▶ _課題説明_
先頭の行から「study-plan-card: 3-PHASE STUDY」を含む行までを、両端の行も含めて書き直し、「task-label」を「item-label」に変えてください。それ以外は一切変えないでください。

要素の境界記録
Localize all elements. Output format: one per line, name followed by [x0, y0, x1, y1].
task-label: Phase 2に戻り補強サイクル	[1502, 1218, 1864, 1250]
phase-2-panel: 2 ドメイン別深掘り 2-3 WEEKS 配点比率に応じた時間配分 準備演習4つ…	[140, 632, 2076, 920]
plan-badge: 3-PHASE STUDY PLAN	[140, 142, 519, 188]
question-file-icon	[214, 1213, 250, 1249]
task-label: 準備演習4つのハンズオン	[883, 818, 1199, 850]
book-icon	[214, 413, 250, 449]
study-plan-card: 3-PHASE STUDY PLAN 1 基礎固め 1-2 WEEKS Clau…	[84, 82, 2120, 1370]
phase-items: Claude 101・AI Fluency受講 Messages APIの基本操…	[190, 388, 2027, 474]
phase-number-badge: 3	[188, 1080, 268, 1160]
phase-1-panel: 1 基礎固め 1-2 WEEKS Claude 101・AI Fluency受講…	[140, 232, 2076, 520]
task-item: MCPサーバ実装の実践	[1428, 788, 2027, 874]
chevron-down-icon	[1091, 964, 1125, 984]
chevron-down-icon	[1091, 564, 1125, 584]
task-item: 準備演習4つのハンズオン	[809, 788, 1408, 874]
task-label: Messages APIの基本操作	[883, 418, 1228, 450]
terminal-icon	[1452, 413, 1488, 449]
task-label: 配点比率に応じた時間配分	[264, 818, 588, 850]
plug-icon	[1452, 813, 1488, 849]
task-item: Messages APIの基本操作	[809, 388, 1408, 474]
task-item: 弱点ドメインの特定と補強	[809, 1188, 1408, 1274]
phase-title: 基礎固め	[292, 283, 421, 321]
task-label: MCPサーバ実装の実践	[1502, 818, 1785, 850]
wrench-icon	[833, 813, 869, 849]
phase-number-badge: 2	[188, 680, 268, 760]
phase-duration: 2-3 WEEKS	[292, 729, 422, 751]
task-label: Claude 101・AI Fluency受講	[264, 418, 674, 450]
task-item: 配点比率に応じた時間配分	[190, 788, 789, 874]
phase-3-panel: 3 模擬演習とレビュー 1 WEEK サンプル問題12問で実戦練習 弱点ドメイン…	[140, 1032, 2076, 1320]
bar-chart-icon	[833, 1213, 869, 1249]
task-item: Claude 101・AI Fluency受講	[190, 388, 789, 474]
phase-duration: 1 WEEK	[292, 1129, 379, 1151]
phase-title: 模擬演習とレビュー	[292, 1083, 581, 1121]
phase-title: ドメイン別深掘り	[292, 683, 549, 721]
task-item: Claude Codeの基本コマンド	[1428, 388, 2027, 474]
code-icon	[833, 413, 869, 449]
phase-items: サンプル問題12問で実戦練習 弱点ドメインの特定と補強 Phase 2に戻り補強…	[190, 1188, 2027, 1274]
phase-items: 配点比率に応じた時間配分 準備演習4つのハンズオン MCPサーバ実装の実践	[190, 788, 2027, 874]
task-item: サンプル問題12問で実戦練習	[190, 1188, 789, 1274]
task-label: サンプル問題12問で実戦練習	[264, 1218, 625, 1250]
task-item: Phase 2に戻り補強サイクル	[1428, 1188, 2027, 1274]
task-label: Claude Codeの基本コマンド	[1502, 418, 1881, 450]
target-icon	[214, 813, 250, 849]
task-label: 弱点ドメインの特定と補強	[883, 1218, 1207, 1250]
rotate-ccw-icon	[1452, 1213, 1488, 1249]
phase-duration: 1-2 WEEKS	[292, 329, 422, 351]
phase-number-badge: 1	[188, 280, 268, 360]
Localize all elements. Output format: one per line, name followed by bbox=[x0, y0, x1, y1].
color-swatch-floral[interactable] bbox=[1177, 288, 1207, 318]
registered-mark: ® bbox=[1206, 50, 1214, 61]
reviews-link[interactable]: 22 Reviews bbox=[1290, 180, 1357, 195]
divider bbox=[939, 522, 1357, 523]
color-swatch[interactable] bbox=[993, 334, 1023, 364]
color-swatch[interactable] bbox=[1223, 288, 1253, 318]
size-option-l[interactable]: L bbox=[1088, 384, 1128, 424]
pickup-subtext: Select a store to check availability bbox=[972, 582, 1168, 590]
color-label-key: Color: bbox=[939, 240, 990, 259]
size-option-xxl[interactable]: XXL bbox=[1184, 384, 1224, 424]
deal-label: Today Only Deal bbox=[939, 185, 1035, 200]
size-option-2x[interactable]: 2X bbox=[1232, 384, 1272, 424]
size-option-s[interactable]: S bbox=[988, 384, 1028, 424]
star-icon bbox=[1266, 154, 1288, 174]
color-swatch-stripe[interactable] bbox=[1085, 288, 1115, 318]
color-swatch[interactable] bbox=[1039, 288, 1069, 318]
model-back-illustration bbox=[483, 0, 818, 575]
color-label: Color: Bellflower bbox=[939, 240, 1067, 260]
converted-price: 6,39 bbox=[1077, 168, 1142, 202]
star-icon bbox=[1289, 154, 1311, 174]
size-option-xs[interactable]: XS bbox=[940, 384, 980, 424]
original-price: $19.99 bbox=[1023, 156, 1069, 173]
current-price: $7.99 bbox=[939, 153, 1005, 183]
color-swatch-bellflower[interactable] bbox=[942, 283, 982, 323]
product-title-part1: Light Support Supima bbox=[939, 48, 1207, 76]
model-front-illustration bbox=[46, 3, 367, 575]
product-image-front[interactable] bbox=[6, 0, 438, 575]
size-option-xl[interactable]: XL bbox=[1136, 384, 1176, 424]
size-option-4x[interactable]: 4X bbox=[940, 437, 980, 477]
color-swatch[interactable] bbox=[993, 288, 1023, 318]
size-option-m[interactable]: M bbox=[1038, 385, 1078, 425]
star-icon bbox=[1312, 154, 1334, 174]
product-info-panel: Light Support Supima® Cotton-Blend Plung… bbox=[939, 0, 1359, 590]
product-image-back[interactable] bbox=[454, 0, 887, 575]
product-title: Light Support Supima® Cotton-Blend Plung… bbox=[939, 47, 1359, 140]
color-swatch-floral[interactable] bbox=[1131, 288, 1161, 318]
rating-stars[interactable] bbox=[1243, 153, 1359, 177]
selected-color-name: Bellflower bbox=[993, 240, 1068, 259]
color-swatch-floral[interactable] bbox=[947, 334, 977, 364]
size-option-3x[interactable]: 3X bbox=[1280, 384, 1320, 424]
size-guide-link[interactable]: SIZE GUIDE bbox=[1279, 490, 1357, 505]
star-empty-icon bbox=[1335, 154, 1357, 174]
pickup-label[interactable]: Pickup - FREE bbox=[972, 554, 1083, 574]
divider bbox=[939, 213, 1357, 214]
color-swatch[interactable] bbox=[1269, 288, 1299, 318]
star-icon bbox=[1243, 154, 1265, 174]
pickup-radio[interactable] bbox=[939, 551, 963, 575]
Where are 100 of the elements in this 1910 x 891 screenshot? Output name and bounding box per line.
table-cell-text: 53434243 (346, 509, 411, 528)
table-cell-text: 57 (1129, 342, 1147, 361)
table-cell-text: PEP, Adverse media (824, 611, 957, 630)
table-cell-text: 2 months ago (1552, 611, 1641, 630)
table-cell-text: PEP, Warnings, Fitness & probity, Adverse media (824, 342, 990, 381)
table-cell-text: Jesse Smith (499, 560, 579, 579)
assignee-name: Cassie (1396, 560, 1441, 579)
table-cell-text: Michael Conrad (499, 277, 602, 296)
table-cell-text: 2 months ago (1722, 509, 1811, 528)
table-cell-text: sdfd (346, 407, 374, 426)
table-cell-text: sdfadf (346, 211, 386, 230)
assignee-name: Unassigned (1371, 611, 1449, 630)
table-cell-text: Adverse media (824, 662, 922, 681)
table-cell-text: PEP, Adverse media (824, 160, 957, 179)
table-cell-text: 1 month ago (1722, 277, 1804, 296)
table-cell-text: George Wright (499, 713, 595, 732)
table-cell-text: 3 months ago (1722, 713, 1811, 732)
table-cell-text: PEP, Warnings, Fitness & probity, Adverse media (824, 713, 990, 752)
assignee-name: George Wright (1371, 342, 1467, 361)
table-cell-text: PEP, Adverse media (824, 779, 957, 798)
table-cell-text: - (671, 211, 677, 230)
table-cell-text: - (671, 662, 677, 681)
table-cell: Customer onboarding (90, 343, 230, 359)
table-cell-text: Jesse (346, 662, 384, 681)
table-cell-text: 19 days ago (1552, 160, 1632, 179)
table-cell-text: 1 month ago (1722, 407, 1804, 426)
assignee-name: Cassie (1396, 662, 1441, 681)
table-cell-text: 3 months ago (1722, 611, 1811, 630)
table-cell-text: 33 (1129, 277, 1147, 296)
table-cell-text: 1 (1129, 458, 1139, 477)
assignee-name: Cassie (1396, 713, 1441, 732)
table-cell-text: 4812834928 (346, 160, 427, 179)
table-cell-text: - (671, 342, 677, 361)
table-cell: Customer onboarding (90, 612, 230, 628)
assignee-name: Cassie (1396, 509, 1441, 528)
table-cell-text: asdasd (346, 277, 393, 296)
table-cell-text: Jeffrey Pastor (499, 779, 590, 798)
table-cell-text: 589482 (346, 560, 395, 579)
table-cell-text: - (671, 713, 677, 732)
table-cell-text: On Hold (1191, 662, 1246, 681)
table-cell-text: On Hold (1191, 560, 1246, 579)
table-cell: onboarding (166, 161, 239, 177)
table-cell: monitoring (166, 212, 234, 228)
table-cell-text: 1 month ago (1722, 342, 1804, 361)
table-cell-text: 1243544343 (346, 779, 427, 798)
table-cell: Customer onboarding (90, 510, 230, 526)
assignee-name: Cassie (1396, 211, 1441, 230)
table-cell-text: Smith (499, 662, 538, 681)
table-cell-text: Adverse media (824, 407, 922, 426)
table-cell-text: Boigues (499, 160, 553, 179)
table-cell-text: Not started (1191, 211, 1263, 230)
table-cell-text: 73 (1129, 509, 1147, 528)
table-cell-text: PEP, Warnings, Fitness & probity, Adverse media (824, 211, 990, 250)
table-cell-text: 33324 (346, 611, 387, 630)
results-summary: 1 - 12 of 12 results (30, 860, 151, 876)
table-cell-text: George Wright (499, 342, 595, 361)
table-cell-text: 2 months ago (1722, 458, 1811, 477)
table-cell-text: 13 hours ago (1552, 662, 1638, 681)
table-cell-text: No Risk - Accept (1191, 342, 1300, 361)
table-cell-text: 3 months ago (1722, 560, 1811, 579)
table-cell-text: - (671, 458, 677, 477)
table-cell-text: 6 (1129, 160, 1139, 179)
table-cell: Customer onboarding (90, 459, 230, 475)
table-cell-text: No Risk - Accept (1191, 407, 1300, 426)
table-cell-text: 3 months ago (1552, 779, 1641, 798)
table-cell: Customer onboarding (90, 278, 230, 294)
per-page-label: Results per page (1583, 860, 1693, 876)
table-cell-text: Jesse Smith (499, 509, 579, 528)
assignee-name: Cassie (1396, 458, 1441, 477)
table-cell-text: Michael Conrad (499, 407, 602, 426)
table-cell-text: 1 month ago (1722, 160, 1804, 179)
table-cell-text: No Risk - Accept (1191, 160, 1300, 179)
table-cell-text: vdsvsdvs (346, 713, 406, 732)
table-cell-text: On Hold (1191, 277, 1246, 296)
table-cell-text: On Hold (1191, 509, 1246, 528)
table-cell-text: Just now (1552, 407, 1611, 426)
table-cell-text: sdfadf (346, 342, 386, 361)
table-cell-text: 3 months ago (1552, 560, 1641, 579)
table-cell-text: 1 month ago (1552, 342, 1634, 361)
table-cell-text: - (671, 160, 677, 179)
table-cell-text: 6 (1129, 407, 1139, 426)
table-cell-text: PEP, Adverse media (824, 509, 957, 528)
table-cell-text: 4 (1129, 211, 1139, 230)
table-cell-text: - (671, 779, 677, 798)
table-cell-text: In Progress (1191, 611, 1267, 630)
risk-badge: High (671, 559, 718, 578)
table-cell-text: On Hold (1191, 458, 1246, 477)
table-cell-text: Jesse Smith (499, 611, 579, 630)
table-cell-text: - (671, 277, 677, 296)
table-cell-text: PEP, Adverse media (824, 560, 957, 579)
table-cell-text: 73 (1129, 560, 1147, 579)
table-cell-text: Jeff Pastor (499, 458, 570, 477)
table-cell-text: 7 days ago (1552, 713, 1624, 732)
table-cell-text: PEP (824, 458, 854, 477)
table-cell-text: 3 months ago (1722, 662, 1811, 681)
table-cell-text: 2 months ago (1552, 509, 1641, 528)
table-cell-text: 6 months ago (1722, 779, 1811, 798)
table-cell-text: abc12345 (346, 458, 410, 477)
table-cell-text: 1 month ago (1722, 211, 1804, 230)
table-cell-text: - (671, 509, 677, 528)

▶ _課題の解答_
Localize all elements. Output format: one per line, name followed by [x0, y0, x1, y1].
item-label: Phase 2に戻り補強サイクル	[1502, 1218, 1864, 1250]
phase-2-panel: 2 ドメイン別深掘り 2-3 WEEKS 配点比率に応じた時間配分 準備演習4つ…	[140, 632, 2076, 920]
plan-badge: 3-PHASE STUDY PLAN	[140, 142, 519, 188]
question-file-icon	[214, 1213, 250, 1249]
item-label: 準備演習4つのハンズオン	[883, 818, 1199, 850]
book-icon	[214, 413, 250, 449]
study-plan-card: 3-PHASE STUDY PLAN 1 基礎固め 1-2 WEEKS Clau…	[84, 82, 2120, 1370]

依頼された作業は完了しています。